───── Entries provided

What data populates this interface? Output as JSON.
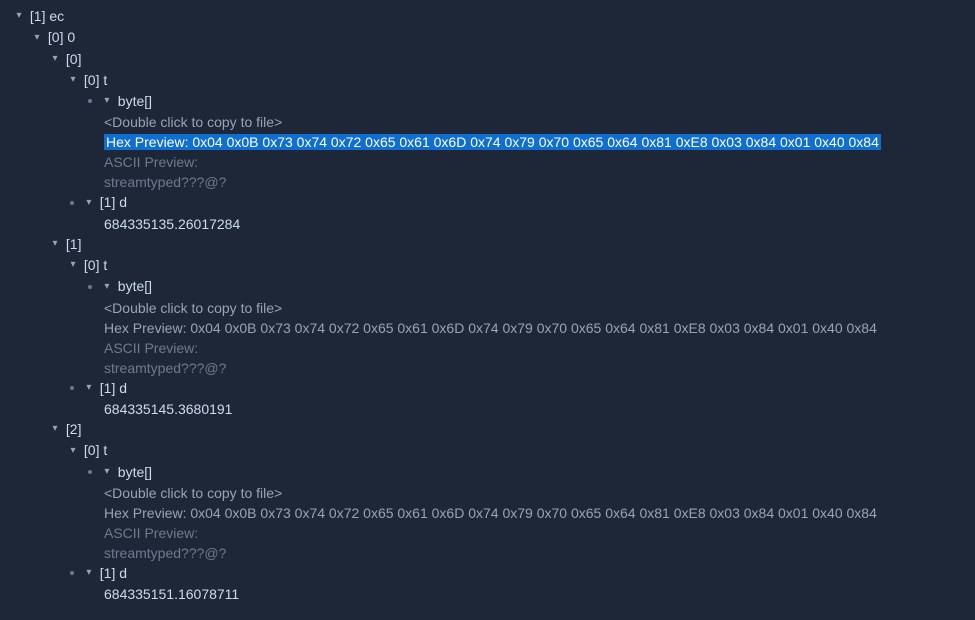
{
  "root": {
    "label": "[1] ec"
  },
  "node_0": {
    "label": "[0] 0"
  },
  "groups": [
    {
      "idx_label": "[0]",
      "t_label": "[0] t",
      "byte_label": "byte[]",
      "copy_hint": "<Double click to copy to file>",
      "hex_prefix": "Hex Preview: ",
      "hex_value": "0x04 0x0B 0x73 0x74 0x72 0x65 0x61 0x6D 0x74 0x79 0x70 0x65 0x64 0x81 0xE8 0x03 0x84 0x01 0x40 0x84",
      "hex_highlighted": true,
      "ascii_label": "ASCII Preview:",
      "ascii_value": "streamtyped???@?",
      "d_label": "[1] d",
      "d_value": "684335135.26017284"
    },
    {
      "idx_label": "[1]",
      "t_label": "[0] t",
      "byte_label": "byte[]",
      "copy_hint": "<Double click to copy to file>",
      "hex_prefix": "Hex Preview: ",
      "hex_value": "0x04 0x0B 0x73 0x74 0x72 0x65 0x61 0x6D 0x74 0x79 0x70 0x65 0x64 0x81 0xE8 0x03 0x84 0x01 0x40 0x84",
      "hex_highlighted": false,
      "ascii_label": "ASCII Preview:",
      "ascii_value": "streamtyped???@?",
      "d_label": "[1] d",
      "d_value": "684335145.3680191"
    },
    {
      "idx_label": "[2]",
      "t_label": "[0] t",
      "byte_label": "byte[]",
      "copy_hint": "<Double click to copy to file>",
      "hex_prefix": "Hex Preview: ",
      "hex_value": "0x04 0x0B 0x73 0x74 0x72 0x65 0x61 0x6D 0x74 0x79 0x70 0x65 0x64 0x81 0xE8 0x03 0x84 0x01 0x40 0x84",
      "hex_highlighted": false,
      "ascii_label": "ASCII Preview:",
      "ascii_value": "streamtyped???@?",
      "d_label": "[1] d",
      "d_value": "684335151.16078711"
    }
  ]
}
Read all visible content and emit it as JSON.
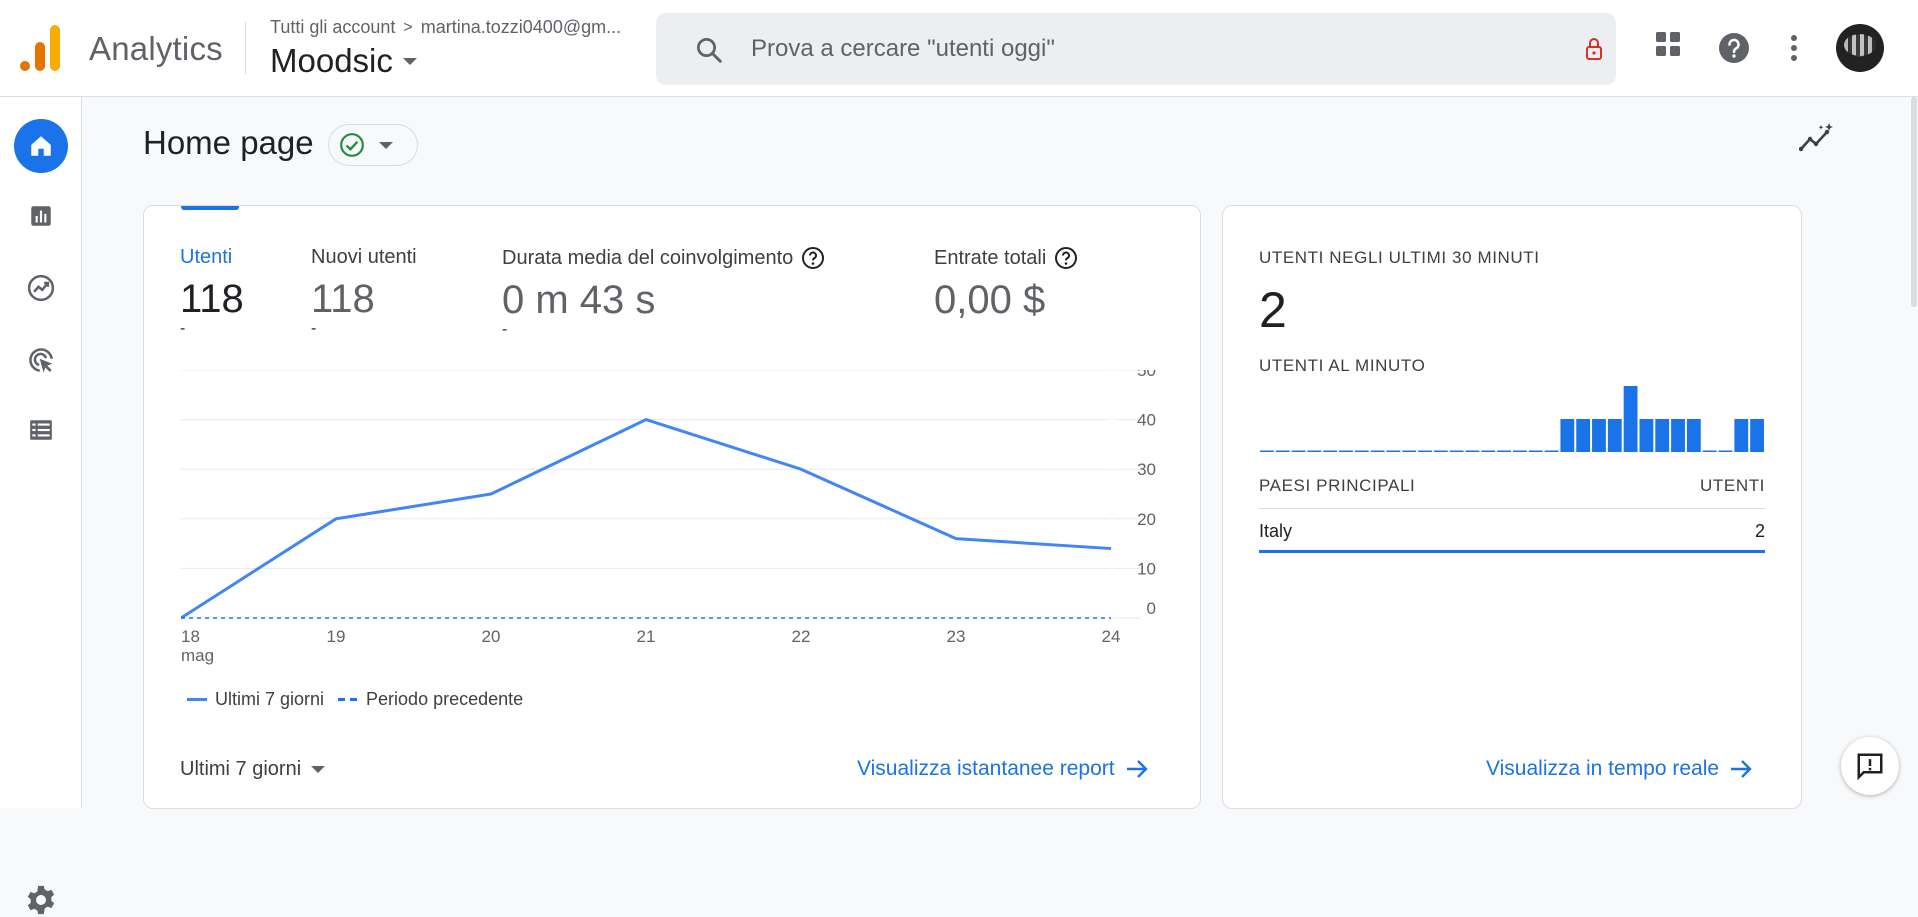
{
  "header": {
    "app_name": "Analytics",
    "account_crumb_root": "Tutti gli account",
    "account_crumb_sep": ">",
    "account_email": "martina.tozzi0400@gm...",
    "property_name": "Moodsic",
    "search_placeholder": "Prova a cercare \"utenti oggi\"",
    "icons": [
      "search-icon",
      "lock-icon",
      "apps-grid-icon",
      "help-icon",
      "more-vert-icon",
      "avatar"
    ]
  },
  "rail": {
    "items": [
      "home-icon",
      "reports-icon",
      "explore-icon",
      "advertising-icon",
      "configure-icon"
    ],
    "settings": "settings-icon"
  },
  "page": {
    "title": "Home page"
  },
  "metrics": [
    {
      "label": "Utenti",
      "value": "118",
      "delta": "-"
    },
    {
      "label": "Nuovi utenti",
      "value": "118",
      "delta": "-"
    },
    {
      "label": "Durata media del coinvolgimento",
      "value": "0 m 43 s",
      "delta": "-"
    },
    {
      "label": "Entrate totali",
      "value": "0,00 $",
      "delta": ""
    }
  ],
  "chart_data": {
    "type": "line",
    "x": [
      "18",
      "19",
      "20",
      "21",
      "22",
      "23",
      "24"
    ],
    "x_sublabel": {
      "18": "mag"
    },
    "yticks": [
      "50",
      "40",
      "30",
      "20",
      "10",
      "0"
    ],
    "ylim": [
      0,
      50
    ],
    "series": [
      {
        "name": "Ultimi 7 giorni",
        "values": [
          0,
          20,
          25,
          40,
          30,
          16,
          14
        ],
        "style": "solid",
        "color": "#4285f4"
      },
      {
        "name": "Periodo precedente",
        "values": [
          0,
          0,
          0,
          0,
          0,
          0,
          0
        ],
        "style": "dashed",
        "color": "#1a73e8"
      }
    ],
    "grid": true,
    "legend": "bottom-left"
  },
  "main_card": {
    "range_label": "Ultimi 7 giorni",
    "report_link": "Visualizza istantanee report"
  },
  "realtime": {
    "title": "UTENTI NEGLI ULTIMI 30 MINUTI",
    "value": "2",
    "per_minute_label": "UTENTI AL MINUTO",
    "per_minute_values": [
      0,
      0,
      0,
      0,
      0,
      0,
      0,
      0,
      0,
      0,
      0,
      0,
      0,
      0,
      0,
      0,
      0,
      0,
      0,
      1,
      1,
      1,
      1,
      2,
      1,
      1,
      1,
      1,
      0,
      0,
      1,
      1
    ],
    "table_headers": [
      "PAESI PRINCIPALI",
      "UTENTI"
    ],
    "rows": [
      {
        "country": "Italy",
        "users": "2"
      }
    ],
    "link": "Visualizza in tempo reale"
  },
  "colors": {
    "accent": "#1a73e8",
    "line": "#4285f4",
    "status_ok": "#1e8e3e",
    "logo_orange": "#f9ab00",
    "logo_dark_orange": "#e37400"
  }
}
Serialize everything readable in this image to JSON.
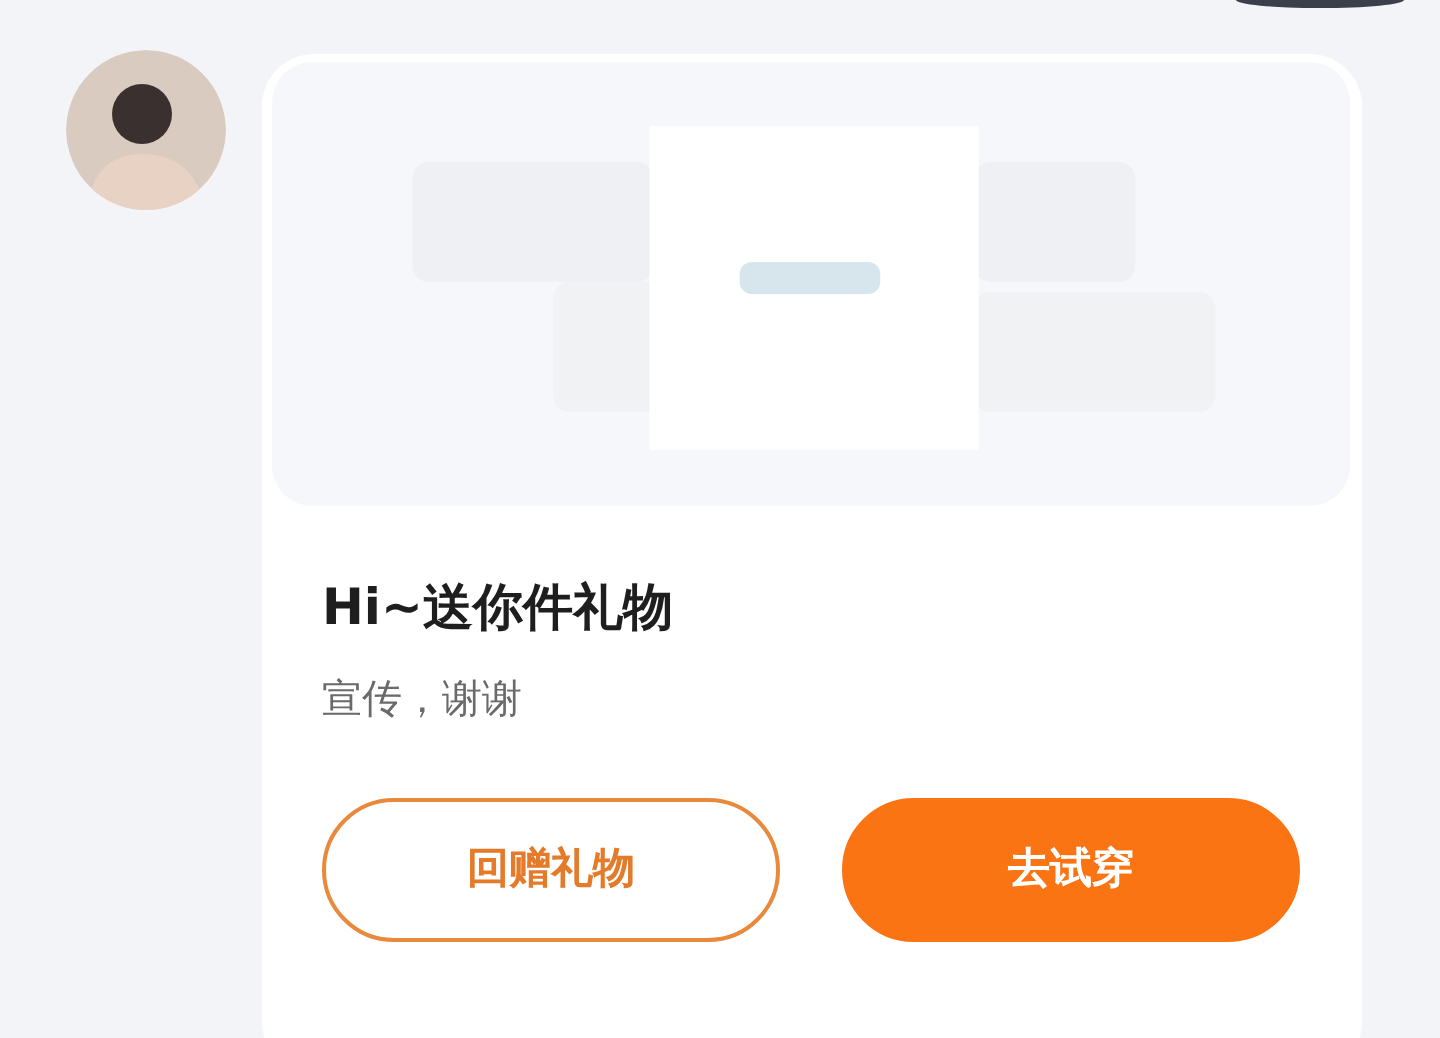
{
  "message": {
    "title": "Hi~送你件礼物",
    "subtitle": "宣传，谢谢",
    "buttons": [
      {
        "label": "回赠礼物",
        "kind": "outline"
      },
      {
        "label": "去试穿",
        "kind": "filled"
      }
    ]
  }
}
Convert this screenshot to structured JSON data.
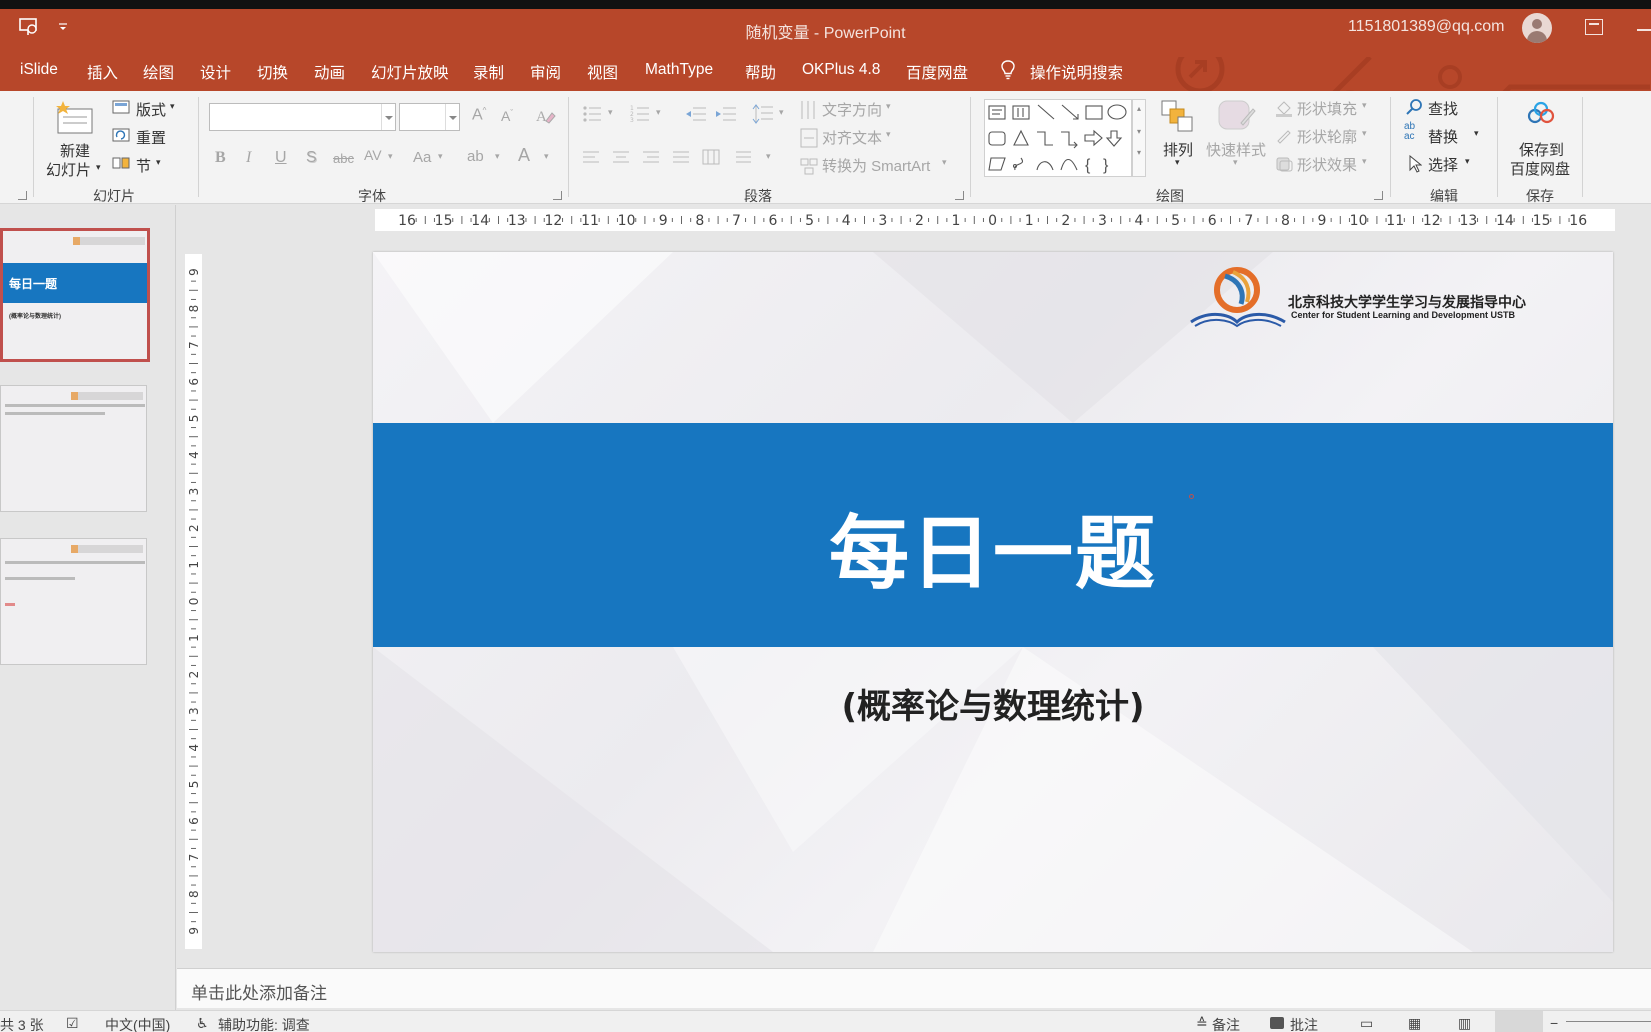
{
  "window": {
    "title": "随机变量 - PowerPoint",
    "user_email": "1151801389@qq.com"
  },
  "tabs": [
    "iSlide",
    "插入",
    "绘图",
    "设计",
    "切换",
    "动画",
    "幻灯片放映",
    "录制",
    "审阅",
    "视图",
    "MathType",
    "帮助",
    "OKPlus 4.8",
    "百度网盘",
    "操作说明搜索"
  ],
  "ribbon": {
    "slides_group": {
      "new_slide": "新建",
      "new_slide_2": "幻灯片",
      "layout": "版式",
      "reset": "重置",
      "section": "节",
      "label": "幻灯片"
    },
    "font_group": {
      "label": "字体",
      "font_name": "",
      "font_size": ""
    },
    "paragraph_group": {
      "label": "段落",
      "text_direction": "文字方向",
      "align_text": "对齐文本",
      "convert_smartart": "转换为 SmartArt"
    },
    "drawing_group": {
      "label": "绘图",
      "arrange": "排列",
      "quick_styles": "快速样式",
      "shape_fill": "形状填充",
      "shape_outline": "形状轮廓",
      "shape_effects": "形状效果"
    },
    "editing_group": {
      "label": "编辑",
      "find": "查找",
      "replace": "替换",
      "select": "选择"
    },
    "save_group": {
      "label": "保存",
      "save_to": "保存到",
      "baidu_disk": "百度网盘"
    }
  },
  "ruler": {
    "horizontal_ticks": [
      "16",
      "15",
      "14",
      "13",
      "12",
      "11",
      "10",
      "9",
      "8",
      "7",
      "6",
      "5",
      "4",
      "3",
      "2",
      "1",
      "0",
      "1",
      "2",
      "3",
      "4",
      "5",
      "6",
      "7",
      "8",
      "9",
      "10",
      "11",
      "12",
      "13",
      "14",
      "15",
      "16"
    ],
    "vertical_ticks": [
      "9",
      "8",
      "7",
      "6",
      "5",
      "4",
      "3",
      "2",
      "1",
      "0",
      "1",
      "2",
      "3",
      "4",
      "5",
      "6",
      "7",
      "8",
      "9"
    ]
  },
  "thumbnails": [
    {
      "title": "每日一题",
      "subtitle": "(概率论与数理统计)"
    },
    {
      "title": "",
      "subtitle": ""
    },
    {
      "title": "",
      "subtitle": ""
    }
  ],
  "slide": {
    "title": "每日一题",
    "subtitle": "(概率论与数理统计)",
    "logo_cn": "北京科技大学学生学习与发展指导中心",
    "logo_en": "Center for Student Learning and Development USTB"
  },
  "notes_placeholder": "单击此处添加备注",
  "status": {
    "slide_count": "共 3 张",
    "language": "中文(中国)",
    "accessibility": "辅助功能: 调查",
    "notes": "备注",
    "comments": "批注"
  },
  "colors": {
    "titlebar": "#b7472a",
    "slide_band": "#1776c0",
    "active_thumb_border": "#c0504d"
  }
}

──────────

Goal →
Give the count of lines in the listing above that include "this", with no other words.

Expected answer →
3